Your instructions
Go through the lines below and copy each one that holds the string "Catastrophic".

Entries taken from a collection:
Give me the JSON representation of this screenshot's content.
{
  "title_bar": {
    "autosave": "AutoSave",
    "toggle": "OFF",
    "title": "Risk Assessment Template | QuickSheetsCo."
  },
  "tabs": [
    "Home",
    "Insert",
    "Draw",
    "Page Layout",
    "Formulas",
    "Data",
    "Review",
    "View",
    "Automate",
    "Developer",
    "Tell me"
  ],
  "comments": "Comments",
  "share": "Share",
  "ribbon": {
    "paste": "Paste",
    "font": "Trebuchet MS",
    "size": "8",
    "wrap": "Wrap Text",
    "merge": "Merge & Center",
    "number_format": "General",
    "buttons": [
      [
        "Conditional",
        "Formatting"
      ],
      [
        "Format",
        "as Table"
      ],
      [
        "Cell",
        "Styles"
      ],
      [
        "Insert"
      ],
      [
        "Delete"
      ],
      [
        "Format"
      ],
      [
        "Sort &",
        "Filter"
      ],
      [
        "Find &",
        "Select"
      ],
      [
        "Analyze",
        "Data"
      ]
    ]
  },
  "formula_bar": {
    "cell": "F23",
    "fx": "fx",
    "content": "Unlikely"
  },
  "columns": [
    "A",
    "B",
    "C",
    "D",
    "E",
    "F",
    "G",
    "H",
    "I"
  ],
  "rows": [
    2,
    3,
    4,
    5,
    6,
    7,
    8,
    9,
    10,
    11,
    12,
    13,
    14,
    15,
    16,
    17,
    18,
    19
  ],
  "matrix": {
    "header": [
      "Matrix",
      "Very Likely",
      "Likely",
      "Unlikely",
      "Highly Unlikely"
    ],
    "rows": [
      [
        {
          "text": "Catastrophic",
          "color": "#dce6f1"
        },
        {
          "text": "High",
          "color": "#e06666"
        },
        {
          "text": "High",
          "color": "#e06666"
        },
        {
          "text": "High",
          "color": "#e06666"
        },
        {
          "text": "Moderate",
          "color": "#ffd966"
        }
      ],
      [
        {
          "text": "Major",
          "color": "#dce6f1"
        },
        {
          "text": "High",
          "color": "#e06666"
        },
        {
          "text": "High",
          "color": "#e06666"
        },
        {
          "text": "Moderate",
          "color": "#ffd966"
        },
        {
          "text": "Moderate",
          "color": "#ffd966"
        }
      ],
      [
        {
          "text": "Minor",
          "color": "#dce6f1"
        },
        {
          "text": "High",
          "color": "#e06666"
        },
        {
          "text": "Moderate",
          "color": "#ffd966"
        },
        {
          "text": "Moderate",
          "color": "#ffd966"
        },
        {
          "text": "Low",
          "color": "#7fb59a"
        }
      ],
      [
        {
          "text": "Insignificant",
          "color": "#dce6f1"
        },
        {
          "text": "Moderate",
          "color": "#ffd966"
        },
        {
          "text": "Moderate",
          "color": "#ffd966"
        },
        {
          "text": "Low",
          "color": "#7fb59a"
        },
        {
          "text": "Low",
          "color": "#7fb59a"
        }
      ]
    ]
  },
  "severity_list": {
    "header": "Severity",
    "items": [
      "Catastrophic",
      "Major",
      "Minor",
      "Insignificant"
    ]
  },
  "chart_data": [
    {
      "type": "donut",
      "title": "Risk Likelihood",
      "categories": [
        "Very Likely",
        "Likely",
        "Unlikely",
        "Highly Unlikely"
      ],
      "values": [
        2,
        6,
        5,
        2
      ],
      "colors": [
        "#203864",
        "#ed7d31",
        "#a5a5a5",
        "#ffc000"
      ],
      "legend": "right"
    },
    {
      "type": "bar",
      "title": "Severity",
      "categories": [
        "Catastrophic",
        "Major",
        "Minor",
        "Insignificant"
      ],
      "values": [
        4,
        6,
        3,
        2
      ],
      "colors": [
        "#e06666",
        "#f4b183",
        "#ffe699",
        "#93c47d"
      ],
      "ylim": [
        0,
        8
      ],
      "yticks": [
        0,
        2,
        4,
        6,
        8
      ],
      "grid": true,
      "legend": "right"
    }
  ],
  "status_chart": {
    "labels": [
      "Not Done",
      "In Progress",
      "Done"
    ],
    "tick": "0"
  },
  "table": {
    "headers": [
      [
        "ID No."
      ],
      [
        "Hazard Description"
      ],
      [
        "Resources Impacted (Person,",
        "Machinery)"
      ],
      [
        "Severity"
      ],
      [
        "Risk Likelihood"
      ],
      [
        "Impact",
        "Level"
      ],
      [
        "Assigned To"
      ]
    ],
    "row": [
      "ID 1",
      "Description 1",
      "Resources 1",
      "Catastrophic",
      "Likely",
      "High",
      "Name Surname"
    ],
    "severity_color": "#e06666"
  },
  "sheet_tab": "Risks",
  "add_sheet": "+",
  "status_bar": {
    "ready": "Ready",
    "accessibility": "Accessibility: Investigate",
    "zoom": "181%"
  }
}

The reply
          "text": "Catastrophic",
      "Catastrophic",
        "Catastrophic",
      "Catastrophic",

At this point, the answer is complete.